To do –
Find the word "main" in the records below. List each line containing it.

Supplied data –
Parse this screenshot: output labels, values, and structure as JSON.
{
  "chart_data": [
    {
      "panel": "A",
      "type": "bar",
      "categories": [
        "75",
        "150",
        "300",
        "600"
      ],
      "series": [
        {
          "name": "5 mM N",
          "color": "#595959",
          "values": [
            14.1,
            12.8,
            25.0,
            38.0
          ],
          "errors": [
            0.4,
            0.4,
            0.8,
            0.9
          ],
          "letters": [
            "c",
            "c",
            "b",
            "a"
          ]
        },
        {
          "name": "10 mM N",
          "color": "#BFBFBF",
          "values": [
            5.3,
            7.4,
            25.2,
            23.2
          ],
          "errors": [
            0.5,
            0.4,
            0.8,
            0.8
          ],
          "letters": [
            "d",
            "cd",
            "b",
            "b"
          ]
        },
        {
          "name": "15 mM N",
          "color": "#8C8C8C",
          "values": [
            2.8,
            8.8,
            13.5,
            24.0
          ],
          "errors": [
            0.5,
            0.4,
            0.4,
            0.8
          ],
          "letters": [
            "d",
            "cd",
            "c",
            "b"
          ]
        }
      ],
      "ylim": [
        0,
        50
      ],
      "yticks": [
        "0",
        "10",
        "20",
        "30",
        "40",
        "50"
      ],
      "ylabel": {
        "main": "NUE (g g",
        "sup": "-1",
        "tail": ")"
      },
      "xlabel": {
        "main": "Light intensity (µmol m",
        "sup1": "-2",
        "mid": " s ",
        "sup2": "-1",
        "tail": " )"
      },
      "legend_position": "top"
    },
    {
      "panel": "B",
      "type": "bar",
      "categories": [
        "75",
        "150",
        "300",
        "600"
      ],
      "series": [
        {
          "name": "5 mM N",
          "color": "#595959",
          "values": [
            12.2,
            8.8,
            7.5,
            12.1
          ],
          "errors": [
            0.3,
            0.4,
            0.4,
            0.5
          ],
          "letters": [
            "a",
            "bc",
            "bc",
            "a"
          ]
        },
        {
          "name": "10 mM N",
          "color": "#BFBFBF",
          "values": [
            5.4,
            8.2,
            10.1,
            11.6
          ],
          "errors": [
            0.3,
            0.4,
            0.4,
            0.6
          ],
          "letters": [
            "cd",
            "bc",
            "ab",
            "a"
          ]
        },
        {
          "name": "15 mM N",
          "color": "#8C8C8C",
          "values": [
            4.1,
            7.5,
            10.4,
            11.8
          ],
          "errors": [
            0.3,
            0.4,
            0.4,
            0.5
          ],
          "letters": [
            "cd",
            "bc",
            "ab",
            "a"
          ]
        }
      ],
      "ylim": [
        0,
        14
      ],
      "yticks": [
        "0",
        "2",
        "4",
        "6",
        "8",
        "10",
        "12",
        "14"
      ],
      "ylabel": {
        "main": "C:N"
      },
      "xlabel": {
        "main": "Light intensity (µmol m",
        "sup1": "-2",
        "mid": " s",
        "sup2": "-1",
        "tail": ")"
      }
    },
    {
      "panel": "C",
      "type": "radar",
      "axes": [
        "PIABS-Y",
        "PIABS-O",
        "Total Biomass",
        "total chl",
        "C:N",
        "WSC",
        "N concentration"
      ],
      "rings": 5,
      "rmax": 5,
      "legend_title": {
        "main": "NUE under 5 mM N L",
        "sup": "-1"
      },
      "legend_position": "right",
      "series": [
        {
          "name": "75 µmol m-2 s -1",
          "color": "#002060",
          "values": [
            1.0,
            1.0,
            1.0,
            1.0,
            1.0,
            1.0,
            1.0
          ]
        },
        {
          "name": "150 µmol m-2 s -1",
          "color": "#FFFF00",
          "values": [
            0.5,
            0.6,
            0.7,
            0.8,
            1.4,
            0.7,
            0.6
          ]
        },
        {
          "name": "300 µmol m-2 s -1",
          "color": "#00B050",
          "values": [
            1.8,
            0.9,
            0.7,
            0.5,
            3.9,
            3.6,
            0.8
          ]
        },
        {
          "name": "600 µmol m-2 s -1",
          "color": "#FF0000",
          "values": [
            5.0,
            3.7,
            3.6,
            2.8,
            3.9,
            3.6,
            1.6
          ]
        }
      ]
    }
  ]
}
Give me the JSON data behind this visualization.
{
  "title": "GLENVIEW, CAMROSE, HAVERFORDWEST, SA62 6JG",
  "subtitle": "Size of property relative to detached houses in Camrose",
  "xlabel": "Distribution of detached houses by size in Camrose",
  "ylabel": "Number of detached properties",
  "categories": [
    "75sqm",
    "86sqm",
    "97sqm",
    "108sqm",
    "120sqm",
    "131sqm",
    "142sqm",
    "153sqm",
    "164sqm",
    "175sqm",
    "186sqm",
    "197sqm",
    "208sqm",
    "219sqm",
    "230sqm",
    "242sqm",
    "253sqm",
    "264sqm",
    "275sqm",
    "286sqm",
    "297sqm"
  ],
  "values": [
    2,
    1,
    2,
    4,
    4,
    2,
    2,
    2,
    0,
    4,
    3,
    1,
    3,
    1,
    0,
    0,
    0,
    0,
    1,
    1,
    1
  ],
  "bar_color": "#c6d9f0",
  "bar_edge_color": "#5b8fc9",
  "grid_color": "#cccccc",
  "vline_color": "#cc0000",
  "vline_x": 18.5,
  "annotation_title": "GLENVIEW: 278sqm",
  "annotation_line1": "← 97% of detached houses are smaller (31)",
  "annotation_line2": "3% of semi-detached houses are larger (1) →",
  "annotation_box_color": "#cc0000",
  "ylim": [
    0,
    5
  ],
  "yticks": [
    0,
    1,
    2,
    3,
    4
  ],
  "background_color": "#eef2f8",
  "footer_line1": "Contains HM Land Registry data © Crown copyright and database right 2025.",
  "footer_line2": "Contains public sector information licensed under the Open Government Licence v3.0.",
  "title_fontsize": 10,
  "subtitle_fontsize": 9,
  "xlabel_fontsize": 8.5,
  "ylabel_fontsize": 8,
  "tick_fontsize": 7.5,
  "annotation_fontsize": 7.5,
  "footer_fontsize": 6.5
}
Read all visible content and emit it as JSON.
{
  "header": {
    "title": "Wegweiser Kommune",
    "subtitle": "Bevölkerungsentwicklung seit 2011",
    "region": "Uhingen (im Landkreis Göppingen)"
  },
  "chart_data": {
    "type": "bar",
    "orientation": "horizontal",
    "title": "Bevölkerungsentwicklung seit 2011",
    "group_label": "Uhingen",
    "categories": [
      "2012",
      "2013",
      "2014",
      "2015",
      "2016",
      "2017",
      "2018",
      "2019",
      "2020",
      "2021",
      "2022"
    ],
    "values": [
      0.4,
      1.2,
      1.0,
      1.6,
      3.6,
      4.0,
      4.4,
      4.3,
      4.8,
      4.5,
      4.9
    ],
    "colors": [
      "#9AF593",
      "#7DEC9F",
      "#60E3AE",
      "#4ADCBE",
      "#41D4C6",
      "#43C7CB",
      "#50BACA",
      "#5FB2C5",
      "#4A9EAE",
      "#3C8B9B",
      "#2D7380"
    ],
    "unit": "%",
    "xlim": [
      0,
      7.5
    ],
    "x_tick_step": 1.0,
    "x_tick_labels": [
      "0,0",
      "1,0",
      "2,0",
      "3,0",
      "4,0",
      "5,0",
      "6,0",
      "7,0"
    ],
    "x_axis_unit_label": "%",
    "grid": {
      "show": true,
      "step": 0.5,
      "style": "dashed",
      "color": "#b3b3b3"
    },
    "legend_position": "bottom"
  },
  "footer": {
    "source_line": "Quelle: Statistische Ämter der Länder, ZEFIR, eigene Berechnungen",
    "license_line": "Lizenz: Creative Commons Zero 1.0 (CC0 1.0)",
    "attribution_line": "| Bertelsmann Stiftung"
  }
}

Result for this task –
        "main": "NUE (g g",
        "main": "Light intensity (µmol m",
        "main": "C:N"
        "main": "Light intensity (µmol m",
        "main": "NUE under 5 mM N L",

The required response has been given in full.